Look through the material below for "best". Copy every line that contains it.

── LISTED RECORDS

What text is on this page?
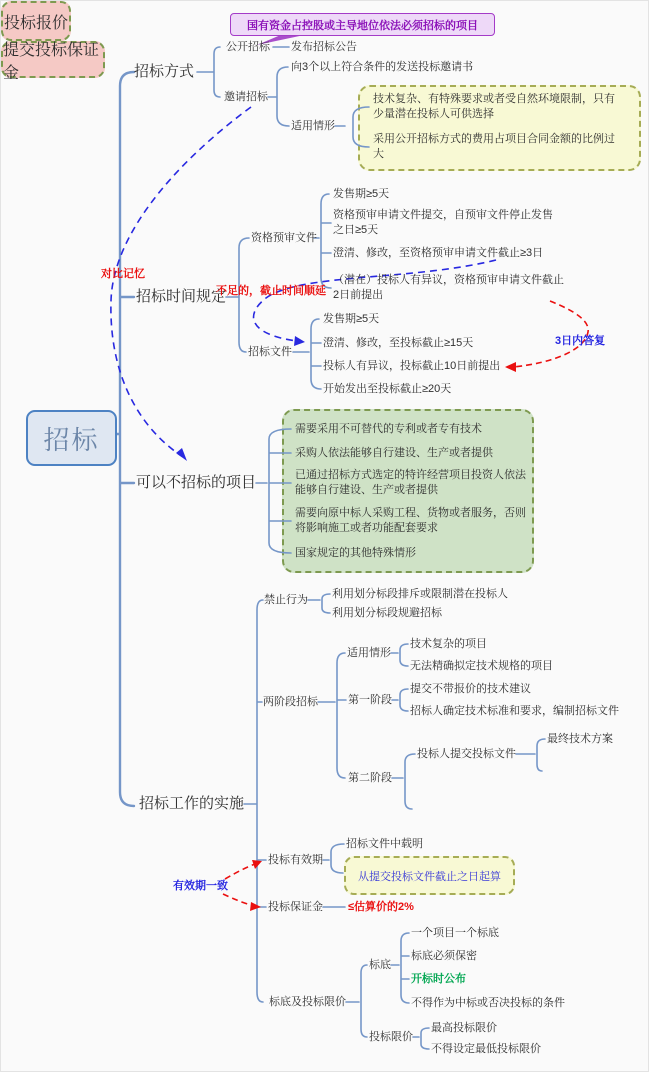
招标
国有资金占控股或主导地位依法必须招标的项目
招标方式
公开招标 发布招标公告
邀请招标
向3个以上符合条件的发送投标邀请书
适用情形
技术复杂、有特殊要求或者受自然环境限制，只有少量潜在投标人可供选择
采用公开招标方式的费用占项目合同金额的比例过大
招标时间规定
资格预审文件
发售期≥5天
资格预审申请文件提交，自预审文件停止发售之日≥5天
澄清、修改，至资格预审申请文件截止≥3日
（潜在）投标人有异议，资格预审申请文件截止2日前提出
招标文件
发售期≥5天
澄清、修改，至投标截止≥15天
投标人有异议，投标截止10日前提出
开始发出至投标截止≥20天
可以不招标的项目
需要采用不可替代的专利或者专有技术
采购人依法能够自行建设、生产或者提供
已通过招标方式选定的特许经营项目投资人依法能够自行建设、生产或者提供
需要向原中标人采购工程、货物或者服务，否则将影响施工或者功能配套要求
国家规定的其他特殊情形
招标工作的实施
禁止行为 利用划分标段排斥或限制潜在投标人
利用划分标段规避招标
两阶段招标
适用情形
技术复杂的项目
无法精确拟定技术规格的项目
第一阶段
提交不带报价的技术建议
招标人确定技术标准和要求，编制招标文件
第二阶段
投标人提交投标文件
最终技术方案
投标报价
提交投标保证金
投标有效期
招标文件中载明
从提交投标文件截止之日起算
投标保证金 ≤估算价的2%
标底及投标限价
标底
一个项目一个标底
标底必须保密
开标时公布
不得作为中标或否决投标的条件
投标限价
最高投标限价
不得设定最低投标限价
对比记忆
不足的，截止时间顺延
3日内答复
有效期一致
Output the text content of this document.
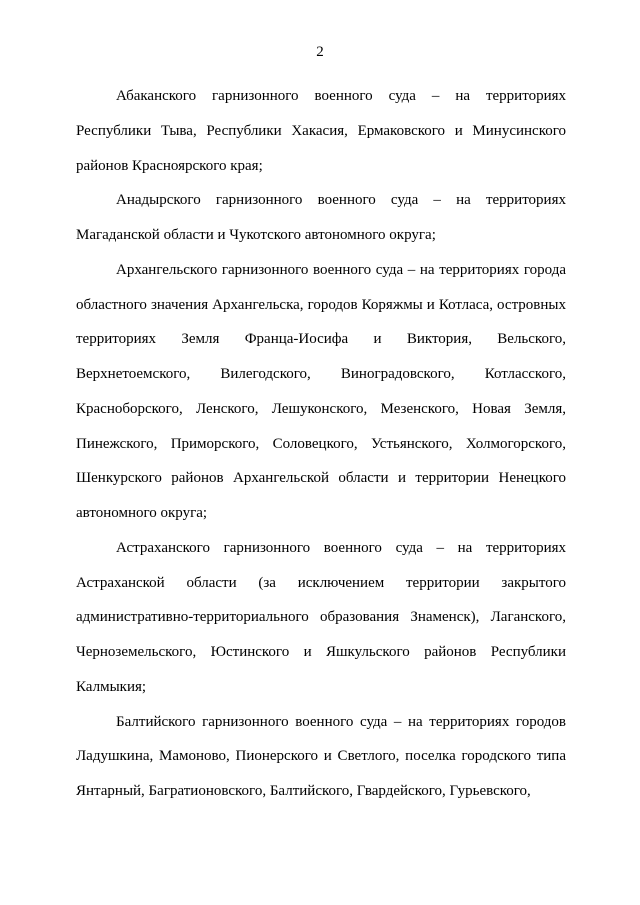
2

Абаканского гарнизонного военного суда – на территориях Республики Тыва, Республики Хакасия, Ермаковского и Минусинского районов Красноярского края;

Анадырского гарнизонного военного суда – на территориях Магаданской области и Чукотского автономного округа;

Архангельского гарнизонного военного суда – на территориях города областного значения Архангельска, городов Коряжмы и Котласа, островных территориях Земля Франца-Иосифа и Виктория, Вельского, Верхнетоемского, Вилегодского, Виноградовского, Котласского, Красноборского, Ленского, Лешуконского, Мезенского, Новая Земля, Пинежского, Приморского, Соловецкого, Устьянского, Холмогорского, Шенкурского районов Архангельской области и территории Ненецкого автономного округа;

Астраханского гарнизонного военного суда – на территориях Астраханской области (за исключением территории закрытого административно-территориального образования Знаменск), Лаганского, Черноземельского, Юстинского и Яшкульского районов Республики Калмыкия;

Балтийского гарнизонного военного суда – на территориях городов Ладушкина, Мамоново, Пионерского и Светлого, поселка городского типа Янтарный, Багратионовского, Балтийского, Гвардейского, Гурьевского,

────
── LISTED RECORDS

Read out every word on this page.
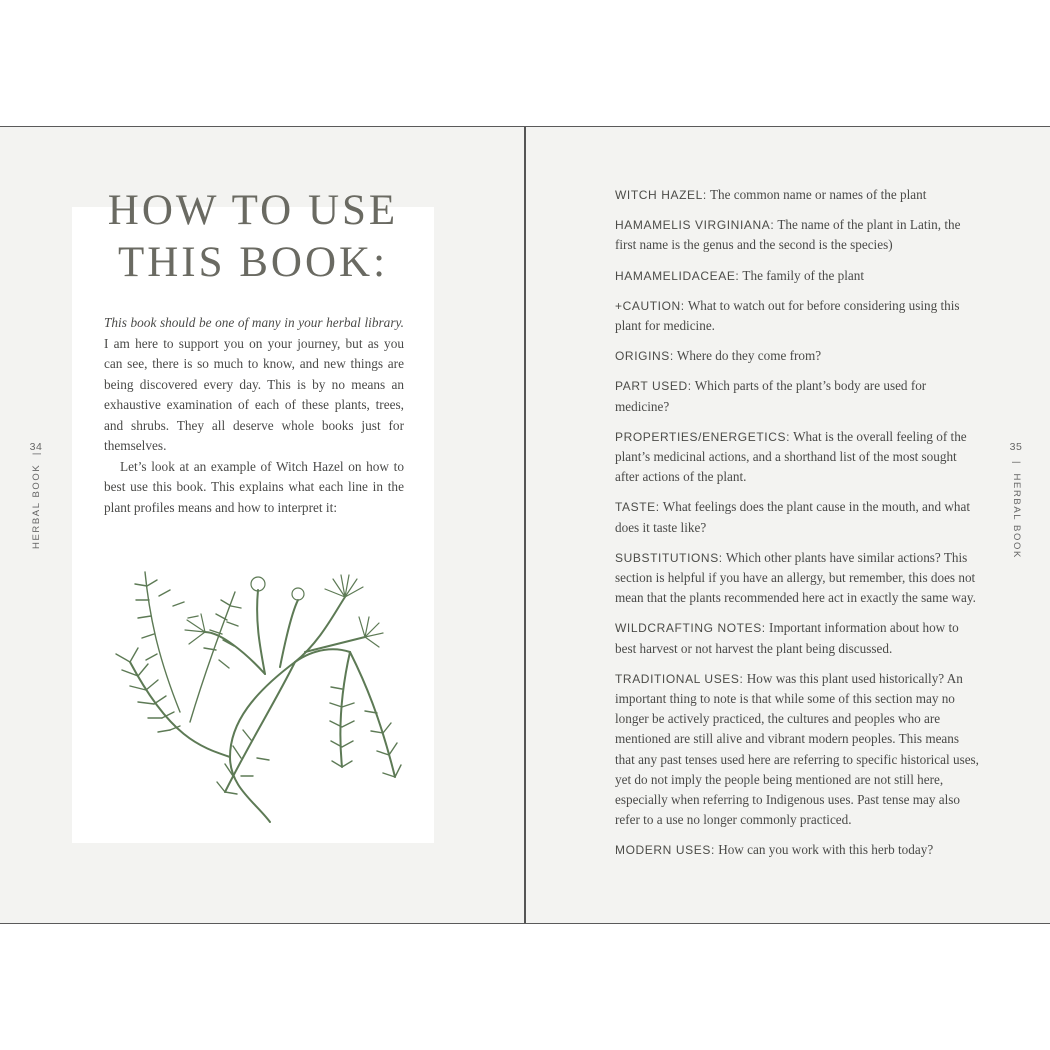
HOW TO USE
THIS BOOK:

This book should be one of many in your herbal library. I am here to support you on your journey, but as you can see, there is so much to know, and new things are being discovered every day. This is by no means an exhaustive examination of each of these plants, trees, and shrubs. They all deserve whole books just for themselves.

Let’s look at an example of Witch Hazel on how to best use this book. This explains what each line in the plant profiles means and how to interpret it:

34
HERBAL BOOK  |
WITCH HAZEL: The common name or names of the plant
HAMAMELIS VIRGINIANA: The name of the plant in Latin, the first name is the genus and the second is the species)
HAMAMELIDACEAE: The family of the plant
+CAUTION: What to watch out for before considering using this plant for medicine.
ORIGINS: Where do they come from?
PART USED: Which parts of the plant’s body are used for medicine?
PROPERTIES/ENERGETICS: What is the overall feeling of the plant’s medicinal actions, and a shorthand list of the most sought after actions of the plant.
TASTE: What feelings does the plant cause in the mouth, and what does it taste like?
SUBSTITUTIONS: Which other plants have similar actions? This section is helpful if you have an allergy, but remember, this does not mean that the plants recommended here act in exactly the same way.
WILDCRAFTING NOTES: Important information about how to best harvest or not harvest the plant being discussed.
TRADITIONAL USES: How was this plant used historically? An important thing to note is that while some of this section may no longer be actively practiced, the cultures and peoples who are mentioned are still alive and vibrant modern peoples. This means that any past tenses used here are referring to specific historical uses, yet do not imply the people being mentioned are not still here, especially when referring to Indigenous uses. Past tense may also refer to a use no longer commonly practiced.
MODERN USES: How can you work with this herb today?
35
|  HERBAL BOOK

────

- FULL OUTPUT -
Let’s look at an example of Witch Hazel on how to best use this book. This explains what each line in the plant profiles means and how to interpret it:
WILDCRAFTING NOTES: Important information about how to best harvest or not harvest the plant being discussed.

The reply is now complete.